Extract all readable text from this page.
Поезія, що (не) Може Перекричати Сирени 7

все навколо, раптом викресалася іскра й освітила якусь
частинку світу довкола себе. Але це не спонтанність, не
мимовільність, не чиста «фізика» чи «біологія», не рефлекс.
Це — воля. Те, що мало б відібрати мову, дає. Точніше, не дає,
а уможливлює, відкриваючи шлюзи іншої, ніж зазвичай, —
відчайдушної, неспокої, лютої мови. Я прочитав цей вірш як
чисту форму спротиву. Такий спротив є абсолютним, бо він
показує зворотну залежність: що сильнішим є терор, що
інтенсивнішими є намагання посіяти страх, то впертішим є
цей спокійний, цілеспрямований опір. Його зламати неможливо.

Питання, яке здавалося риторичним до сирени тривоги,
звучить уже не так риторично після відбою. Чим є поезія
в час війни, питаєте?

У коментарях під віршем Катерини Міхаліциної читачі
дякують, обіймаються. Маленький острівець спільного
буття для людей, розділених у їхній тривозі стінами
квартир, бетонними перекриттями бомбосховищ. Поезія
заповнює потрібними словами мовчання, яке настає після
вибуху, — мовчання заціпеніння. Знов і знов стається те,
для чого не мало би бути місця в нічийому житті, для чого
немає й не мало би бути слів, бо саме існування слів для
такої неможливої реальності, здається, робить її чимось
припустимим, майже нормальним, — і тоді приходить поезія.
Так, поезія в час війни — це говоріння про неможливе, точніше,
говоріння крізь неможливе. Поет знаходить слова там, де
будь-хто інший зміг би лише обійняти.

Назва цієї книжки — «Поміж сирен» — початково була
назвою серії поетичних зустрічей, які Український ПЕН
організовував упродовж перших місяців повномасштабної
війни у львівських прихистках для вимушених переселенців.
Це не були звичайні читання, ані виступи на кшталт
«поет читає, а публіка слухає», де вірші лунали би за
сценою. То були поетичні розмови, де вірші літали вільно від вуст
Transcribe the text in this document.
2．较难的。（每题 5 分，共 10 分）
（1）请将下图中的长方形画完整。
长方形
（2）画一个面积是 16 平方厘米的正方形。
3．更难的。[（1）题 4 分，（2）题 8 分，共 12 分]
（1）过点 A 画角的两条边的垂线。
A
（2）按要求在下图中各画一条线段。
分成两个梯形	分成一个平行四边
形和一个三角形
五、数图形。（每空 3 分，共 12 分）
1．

____

### WRITTEN REQUEST
Search the entries for the string "говоріння" and collect each line that has it.

### RESPONSE
Так, поезія в час війни — це говоріння про неможливе, точніше,
говоріння крізь неможливе. Поет знаходить слова там, де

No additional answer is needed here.